-- START --
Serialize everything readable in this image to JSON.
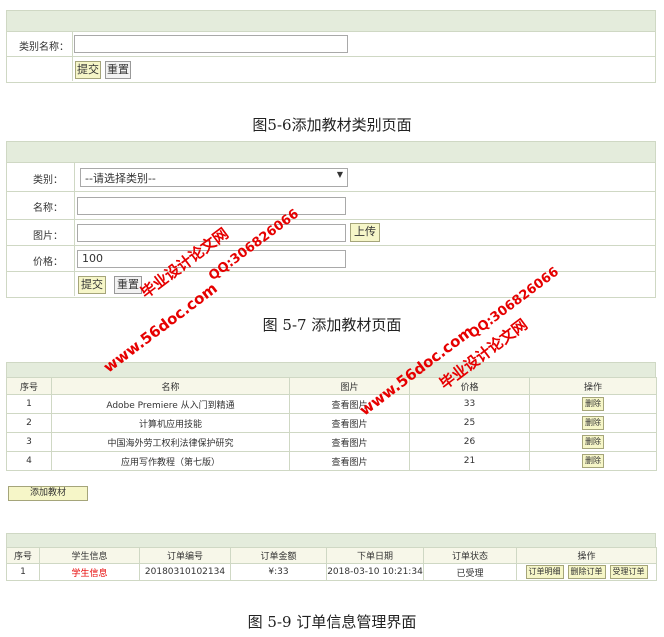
{
  "fig56": {
    "field_label": "类别名称：",
    "submit": "提交",
    "reset": "重置",
    "caption": "图5-6添加教材类别页面"
  },
  "fig57": {
    "category_label": "类别：",
    "category_select": "--请选择类别--",
    "name_label": "名称：",
    "image_label": "图片：",
    "upload": "上传",
    "price_label": "价格：",
    "price_value": "100",
    "submit": "提交",
    "reset": "重置",
    "caption": "图 5-7  添加教材页面"
  },
  "book_table": {
    "headers": [
      "序号",
      "名称",
      "图片",
      "价格",
      "操作"
    ],
    "rows": [
      {
        "no": "1",
        "name": "Adobe Premiere 从入门到精通",
        "img": "查看图片",
        "price": "33",
        "op": "删除"
      },
      {
        "no": "2",
        "name": "计算机应用技能",
        "img": "查看图片",
        "price": "25",
        "op": "删除"
      },
      {
        "no": "3",
        "name": "中国海外劳工权利法律保护研究",
        "img": "查看图片",
        "price": "26",
        "op": "删除"
      },
      {
        "no": "4",
        "name": "应用写作教程（第七版）",
        "img": "查看图片",
        "price": "21",
        "op": "删除"
      }
    ],
    "add_button": "添加教材"
  },
  "order_table": {
    "headers": [
      "序号",
      "学生信息",
      "订单编号",
      "订单金额",
      "下单日期",
      "订单状态",
      "操作"
    ],
    "row": {
      "no": "1",
      "student": "学生信息",
      "order_no": "20180310102134",
      "amount": "¥:33",
      "date": "2018-03-10 10:21:34",
      "status": "已受理",
      "btn_detail": "订单明细",
      "btn_delete": "删除订单",
      "btn_accept": "受理订单"
    },
    "caption": "图 5-9 订单信息管理界面"
  },
  "watermarks": {
    "site": "www.56doc.com",
    "brand": "毕业设计论文网",
    "qq": "QQ:306826066"
  }
}
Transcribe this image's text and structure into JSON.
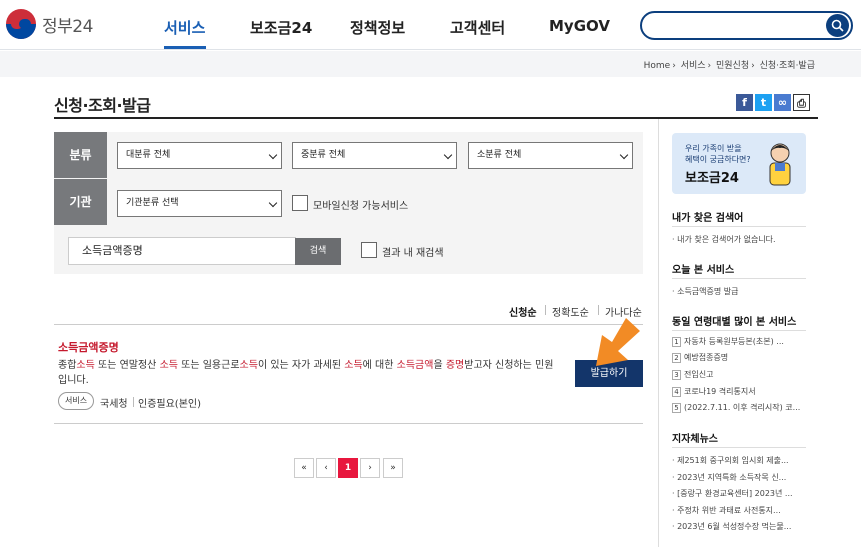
{
  "header": {
    "logo_text": "정부24",
    "nav": [
      {
        "label": "서비스",
        "active": true
      },
      {
        "label": "보조금24",
        "active": false
      },
      {
        "label": "정책정보",
        "active": false
      },
      {
        "label": "고객센터",
        "active": false
      },
      {
        "label": "MyGOV",
        "active": false
      }
    ],
    "search_value": ""
  },
  "breadcrumb": [
    "Home",
    "서비스",
    "민원신청",
    "신청·조회·발급"
  ],
  "page_title": "신청·조회·발급",
  "share_icons": [
    "facebook-icon",
    "twitter-icon",
    "link-icon",
    "print-icon"
  ],
  "filter": {
    "category_label": "분류",
    "agency_label": "기관",
    "category_large": "대분류 전체",
    "category_mid": "중분류 전체",
    "category_small": "소분류 전체",
    "agency_select": "기관분류 선택",
    "mobile_checkbox": "모바일신청 가능서비스",
    "keyword": "소득금액증명",
    "search_button": "검색",
    "research_checkbox": "결과 내 재검색"
  },
  "sort": [
    "신청순",
    "정확도순",
    "가나다순"
  ],
  "result": {
    "title": "소득금액증명",
    "desc_segments": [
      {
        "t": "종합",
        "hl": false
      },
      {
        "t": "소득",
        "hl": true
      },
      {
        "t": " 또는 연말정산 ",
        "hl": false
      },
      {
        "t": "소득",
        "hl": true
      },
      {
        "t": " 또는 일용근로",
        "hl": false
      },
      {
        "t": "소득",
        "hl": true
      },
      {
        "t": "이 있는 자가 과세된 ",
        "hl": false
      },
      {
        "t": "소득",
        "hl": true
      },
      {
        "t": "에 대한 ",
        "hl": false
      },
      {
        "t": "소득금액",
        "hl": true
      },
      {
        "t": "을 ",
        "hl": false
      },
      {
        "t": "증명",
        "hl": true
      },
      {
        "t": "받고자 신청하는 민원입니다.",
        "hl": false
      }
    ],
    "tag": "서비스",
    "agency": "국세청",
    "auth": "인증필요(본인)",
    "issue_button": "발급하기"
  },
  "pagination": [
    "«",
    "‹",
    "1",
    "›",
    "»"
  ],
  "sidebar": {
    "banner_question": "우리 가족이 받을\n혜택이 궁금하다면?",
    "banner_name": "보조금24",
    "recent_search_title": "내가 찾은 검색어",
    "recent_search_empty": "· 내가 찾은 검색어가 없습니다.",
    "today_title": "오늘 본 서비스",
    "today_items": [
      "· 소득금액증명 발급"
    ],
    "popular_title": "동일 연령대별 많이 본 서비스",
    "popular_items": [
      "자동차 등록원부등본(초본) ...",
      "예방접종증명",
      "전입신고",
      "코로나19 격리통지서",
      "(2022.7.11. 이후 격리시작) 코..."
    ],
    "local_title": "지자체뉴스",
    "local_items": [
      "· 제251회 중구의회 임시회 제출...",
      "· 2023년 지역특화 소득작목 신...",
      "· [중랑구 환경교육센터] 2023년 ...",
      "· 주정차 위반 과태료 사전통지...",
      "· 2023년 6월 석성정수장 먹는물..."
    ]
  }
}
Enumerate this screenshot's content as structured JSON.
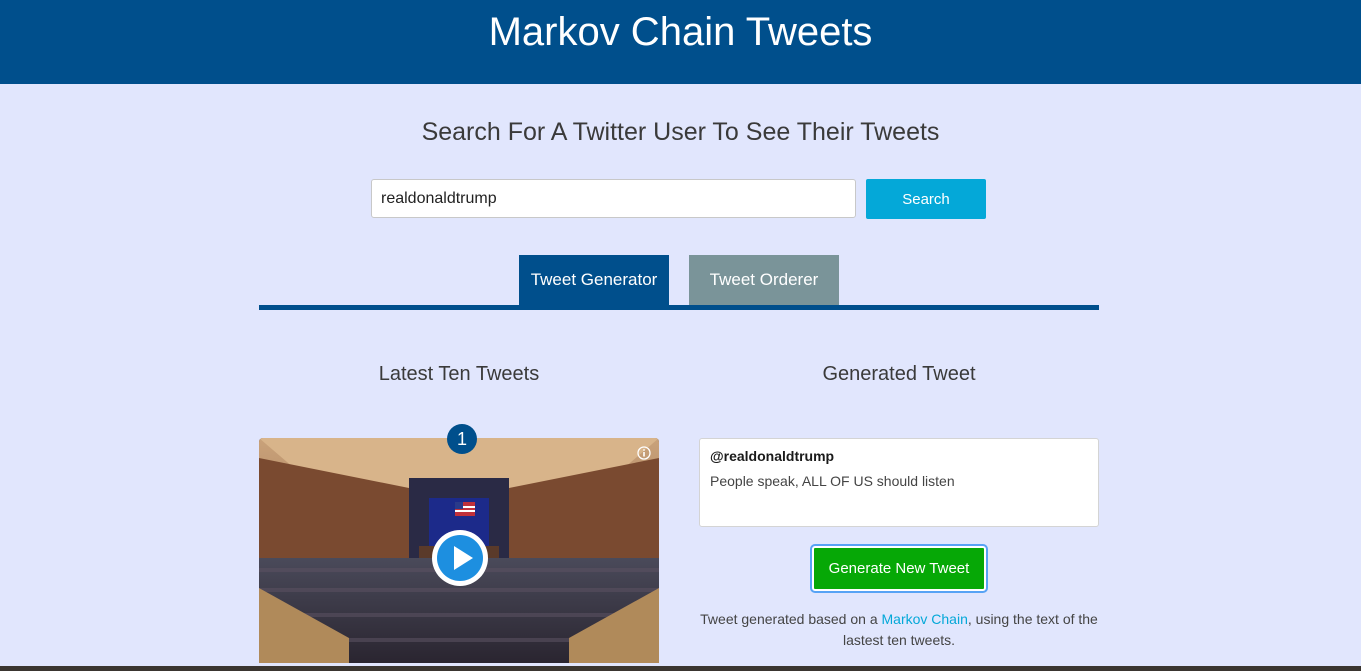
-- END --
Job
Using the data above, write out every line exactly, leaving the images behind.

Answer to this exercise
Serialize everything readable in this image to JSON.
{
  "fig56": {
    "field_label": "类别名称：",
    "submit": "提交",
    "reset": "重置",
    "caption": "图5-6添加教材类别页面"
  },
  "fig57": {
    "category_label": "类别：",
    "category_select": "--请选择类别--",
    "name_label": "名称：",
    "image_label": "图片：",
    "upload": "上传",
    "price_label": "价格：",
    "price_value": "100",
    "submit": "提交",
    "reset": "重置",
    "caption": "图 5-7  添加教材页面"
  },
  "book_table": {
    "headers": [
      "序号",
      "名称",
      "图片",
      "价格",
      "操作"
    ],
    "rows": [
      {
        "no": "1",
        "name": "Adobe Premiere 从入门到精通",
        "img": "查看图片",
        "price": "33",
        "op": "删除"
      },
      {
        "no": "2",
        "name": "计算机应用技能",
        "img": "查看图片",
        "price": "25",
        "op": "删除"
      },
      {
        "no": "3",
        "name": "中国海外劳工权利法律保护研究",
        "img": "查看图片",
        "price": "26",
        "op": "删除"
      },
      {
        "no": "4",
        "name": "应用写作教程（第七版）",
        "img": "查看图片",
        "price": "21",
        "op": "删除"
      }
    ],
    "add_button": "添加教材"
  },
  "order_table": {
    "headers": [
      "序号",
      "学生信息",
      "订单编号",
      "订单金额",
      "下单日期",
      "订单状态",
      "操作"
    ],
    "row": {
      "no": "1",
      "student": "学生信息",
      "order_no": "20180310102134",
      "amount": "¥:33",
      "date": "2018-03-10 10:21:34",
      "status": "已受理",
      "btn_detail": "订单明细",
      "btn_delete": "删除订单",
      "btn_accept": "受理订单"
    },
    "caption": "图 5-9 订单信息管理界面"
  },
  "watermarks": {
    "site": "www.56doc.com",
    "brand": "毕业设计论文网",
    "qq": "QQ:306826066"
  }
}
Transcribe this image's text and structure into JSON.
{
  "header": {
    "logo_text": "정부24",
    "nav": [
      {
        "label": "서비스",
        "active": true
      },
      {
        "label": "보조금24",
        "active": false
      },
      {
        "label": "정책정보",
        "active": false
      },
      {
        "label": "고객센터",
        "active": false
      },
      {
        "label": "MyGOV",
        "active": false
      }
    ],
    "search_value": ""
  },
  "breadcrumb": [
    "Home",
    "서비스",
    "민원신청",
    "신청·조회·발급"
  ],
  "page_title": "신청·조회·발급",
  "share_icons": [
    "facebook-icon",
    "twitter-icon",
    "link-icon",
    "print-icon"
  ],
  "filter": {
    "category_label": "분류",
    "agency_label": "기관",
    "category_large": "대분류 전체",
    "category_mid": "중분류 전체",
    "category_small": "소분류 전체",
    "agency_select": "기관분류 선택",
    "mobile_checkbox": "모바일신청 가능서비스",
    "keyword": "소득금액증명",
    "search_button": "검색",
    "research_checkbox": "결과 내 재검색"
  },
  "sort": [
    "신청순",
    "정확도순",
    "가나다순"
  ],
  "result": {
    "title": "소득금액증명",
    "desc_segments": [
      {
        "t": "종합",
        "hl": false
      },
      {
        "t": "소득",
        "hl": true
      },
      {
        "t": " 또는 연말정산 ",
        "hl": false
      },
      {
        "t": "소득",
        "hl": true
      },
      {
        "t": " 또는 일용근로",
        "hl": false
      },
      {
        "t": "소득",
        "hl": true
      },
      {
        "t": "이 있는 자가 과세된 ",
        "hl": false
      },
      {
        "t": "소득",
        "hl": true
      },
      {
        "t": "에 대한 ",
        "hl": false
      },
      {
        "t": "소득금액",
        "hl": true
      },
      {
        "t": "을 ",
        "hl": false
      },
      {
        "t": "증명",
        "hl": true
      },
      {
        "t": "받고자 신청하는 민원입니다.",
        "hl": false
      }
    ],
    "tag": "서비스",
    "agency": "국세청",
    "auth": "인증필요(본인)",
    "issue_button": "발급하기"
  },
  "pagination": [
    "«",
    "‹",
    "1",
    "›",
    "»"
  ],
  "sidebar": {
    "banner_question": "우리 가족이 받을\n혜택이 궁금하다면?",
    "banner_name": "보조금24",
    "recent_search_title": "내가 찾은 검색어",
    "recent_search_empty": "· 내가 찾은 검색어가 없습니다.",
    "today_title": "오늘 본 서비스",
    "today_items": [
      "· 소득금액증명 발급"
    ],
    "popular_title": "동일 연령대별 많이 본 서비스",
    "popular_items": [
      "자동차 등록원부등본(초본) ...",
      "예방접종증명",
      "전입신고",
      "코로나19 격리통지서",
      "(2022.7.11. 이후 격리시작) 코..."
    ],
    "local_title": "지자체뉴스",
    "local_items": [
      "· 제251회 중구의회 임시회 제출...",
      "· 2023년 지역특화 소득작목 신...",
      "· [중랑구 환경교육센터] 2023년 ...",
      "· 주정차 위반 과태료 사전통지...",
      "· 2023년 6월 석성정수장 먹는물..."
    ]
  }
}
Enumerate this screenshot's content as structured JSON.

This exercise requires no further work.